What is being asked: Update the records below by replacing "bbox" with "bounding box" wherever it occurs, leaving everything else unchanged.

Task data:
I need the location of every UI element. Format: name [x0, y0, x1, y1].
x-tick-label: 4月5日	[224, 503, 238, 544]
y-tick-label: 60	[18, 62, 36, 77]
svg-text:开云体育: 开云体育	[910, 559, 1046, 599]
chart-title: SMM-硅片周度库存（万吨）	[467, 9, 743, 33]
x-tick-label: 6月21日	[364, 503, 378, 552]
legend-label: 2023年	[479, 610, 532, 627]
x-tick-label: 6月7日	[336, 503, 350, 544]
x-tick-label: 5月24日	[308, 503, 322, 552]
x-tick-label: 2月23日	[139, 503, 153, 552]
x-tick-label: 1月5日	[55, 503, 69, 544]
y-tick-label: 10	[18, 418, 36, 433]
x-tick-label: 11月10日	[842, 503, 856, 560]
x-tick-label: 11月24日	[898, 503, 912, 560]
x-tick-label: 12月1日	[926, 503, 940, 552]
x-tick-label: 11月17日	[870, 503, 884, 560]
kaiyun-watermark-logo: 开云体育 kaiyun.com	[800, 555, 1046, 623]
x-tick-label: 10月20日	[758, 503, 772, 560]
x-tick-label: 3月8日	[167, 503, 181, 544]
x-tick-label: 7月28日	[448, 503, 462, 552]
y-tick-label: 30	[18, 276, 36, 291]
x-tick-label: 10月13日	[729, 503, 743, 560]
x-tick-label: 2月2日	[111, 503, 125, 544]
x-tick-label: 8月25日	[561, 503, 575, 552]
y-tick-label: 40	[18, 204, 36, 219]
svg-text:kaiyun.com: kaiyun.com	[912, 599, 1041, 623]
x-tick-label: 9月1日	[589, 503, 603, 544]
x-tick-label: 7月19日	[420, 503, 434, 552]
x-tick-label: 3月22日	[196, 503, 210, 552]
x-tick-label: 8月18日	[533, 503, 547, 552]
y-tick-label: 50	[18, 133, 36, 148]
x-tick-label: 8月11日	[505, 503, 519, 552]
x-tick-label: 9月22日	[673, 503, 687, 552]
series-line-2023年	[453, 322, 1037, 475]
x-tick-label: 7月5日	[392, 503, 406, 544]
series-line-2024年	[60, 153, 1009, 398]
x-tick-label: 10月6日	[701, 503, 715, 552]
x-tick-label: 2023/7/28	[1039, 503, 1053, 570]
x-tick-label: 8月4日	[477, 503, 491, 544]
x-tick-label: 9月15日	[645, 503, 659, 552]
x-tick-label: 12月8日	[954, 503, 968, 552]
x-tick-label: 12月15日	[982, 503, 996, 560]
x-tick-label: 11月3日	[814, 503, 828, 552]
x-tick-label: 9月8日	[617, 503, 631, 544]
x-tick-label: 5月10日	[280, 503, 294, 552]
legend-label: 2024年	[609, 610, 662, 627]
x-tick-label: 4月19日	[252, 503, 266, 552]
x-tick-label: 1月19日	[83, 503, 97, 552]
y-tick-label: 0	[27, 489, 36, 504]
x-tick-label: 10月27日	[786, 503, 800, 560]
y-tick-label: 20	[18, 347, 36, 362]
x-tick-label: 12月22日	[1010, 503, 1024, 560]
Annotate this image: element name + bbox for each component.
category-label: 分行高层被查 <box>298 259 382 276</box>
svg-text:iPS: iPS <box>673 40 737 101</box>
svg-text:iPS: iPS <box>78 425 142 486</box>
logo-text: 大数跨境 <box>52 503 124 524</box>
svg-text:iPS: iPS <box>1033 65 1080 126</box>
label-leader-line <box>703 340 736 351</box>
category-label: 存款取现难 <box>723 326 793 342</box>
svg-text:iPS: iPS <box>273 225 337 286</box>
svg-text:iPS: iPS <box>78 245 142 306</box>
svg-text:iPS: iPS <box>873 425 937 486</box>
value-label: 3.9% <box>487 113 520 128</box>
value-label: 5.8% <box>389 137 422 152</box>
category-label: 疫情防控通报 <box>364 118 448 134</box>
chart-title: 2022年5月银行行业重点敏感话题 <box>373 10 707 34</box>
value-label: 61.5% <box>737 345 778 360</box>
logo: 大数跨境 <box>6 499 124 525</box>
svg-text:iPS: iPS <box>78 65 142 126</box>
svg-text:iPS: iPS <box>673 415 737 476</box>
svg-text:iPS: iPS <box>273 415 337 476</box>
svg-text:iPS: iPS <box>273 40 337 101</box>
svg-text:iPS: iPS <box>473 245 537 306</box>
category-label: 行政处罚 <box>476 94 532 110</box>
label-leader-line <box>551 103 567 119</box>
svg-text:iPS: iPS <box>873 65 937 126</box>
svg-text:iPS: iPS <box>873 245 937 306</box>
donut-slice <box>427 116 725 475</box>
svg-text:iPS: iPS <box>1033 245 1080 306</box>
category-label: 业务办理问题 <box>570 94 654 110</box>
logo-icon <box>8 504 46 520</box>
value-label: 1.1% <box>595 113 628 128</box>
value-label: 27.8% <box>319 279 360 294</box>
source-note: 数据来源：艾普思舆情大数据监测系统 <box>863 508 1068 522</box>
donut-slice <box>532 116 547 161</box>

Response for this exercise:
I need the location of every UI element. Format: name [x0, y0, x1, y1].
x-tick-label: 4月5日	[224, 503, 238, 544]
y-tick-label: 60	[18, 62, 36, 77]
svg-text:开云体育: 开云体育	[910, 559, 1046, 599]
chart-title: SMM-硅片周度库存（万吨）	[467, 9, 743, 33]
x-tick-label: 6月21日	[364, 503, 378, 552]
legend-label: 2023年	[479, 610, 532, 627]
x-tick-label: 6月7日	[336, 503, 350, 544]
x-tick-label: 5月24日	[308, 503, 322, 552]
x-tick-label: 2月23日	[139, 503, 153, 552]
x-tick-label: 1月5日	[55, 503, 69, 544]
y-tick-label: 10	[18, 418, 36, 433]
x-tick-label: 11月10日	[842, 503, 856, 560]
x-tick-label: 11月24日	[898, 503, 912, 560]
x-tick-label: 12月1日	[926, 503, 940, 552]
x-tick-label: 11月17日	[870, 503, 884, 560]
kaiyun-watermark-logo: 开云体育 kaiyun.com	[800, 555, 1046, 623]
x-tick-label: 10月20日	[758, 503, 772, 560]
x-tick-label: 3月8日	[167, 503, 181, 544]
x-tick-label: 7月28日	[448, 503, 462, 552]
y-tick-label: 30	[18, 276, 36, 291]
x-tick-label: 10月13日	[729, 503, 743, 560]
x-tick-label: 2月2日	[111, 503, 125, 544]
x-tick-label: 8月25日	[561, 503, 575, 552]
y-tick-label: 40	[18, 204, 36, 219]
svg-text:kaiyun.com: kaiyun.com	[912, 599, 1041, 623]
x-tick-label: 9月1日	[589, 503, 603, 544]
x-tick-label: 7月19日	[420, 503, 434, 552]
x-tick-label: 3月22日	[196, 503, 210, 552]
x-tick-label: 8月18日	[533, 503, 547, 552]
y-tick-label: 50	[18, 133, 36, 148]
x-tick-label: 8月11日	[505, 503, 519, 552]
x-tick-label: 9月22日	[673, 503, 687, 552]
series-line-2023年	[453, 322, 1037, 475]
x-tick-label: 7月5日	[392, 503, 406, 544]
series-line-2024年	[60, 153, 1009, 398]
x-tick-label: 10月6日	[701, 503, 715, 552]
x-tick-label: 2023/7/28	[1039, 503, 1053, 570]
x-tick-label: 8月4日	[477, 503, 491, 544]
x-tick-label: 9月15日	[645, 503, 659, 552]
x-tick-label: 12月8日	[954, 503, 968, 552]
x-tick-label: 12月15日	[982, 503, 996, 560]
x-tick-label: 11月3日	[814, 503, 828, 552]
x-tick-label: 9月8日	[617, 503, 631, 544]
x-tick-label: 5月10日	[280, 503, 294, 552]
legend-label: 2024年	[609, 610, 662, 627]
x-tick-label: 4月19日	[252, 503, 266, 552]
x-tick-label: 1月19日	[83, 503, 97, 552]
y-tick-label: 0	[27, 489, 36, 504]
x-tick-label: 10月27日	[786, 503, 800, 560]
y-tick-label: 20	[18, 347, 36, 362]
x-tick-label: 12月22日	[1010, 503, 1024, 560]
Annotate this image: element name + bounding box for each component.
category-label: 分行高层被查 <box>298 259 382 276</box>
svg-text:iPS: iPS <box>673 40 737 101</box>
svg-text:iPS: iPS <box>78 425 142 486</box>
logo-text: 大数跨境 <box>52 503 124 524</box>
svg-text:iPS: iPS <box>1033 65 1080 126</box>
label-leader-line <box>703 340 736 351</box>
category-label: 存款取现难 <box>723 326 793 342</box>
svg-text:iPS: iPS <box>273 225 337 286</box>
svg-text:iPS: iPS <box>78 245 142 306</box>
svg-text:iPS: iPS <box>873 425 937 486</box>
value-label: 3.9% <box>487 113 520 128</box>
value-label: 5.8% <box>389 137 422 152</box>
category-label: 疫情防控通报 <box>364 118 448 134</box>
chart-title: 2022年5月银行行业重点敏感话题 <box>373 10 707 34</box>
value-label: 61.5% <box>737 345 778 360</box>
logo: 大数跨境 <box>6 499 124 525</box>
svg-text:iPS: iPS <box>78 65 142 126</box>
svg-text:iPS: iPS <box>673 415 737 476</box>
svg-text:iPS: iPS <box>273 415 337 476</box>
svg-text:iPS: iPS <box>273 40 337 101</box>
svg-text:iPS: iPS <box>473 245 537 306</box>
category-label: 行政处罚 <box>476 94 532 110</box>
label-leader-line <box>551 103 567 119</box>
svg-text:iPS: iPS <box>873 65 937 126</box>
svg-text:iPS: iPS <box>873 245 937 306</box>
donut-slice <box>427 116 725 475</box>
svg-text:iPS: iPS <box>1033 245 1080 306</box>
category-label: 业务办理问题 <box>570 94 654 110</box>
logo-icon <box>8 504 46 520</box>
value-label: 1.1% <box>595 113 628 128</box>
value-label: 27.8% <box>319 279 360 294</box>
source-note: 数据来源：艾普思舆情大数据监测系统 <box>863 508 1068 522</box>
donut-slice <box>532 116 547 161</box>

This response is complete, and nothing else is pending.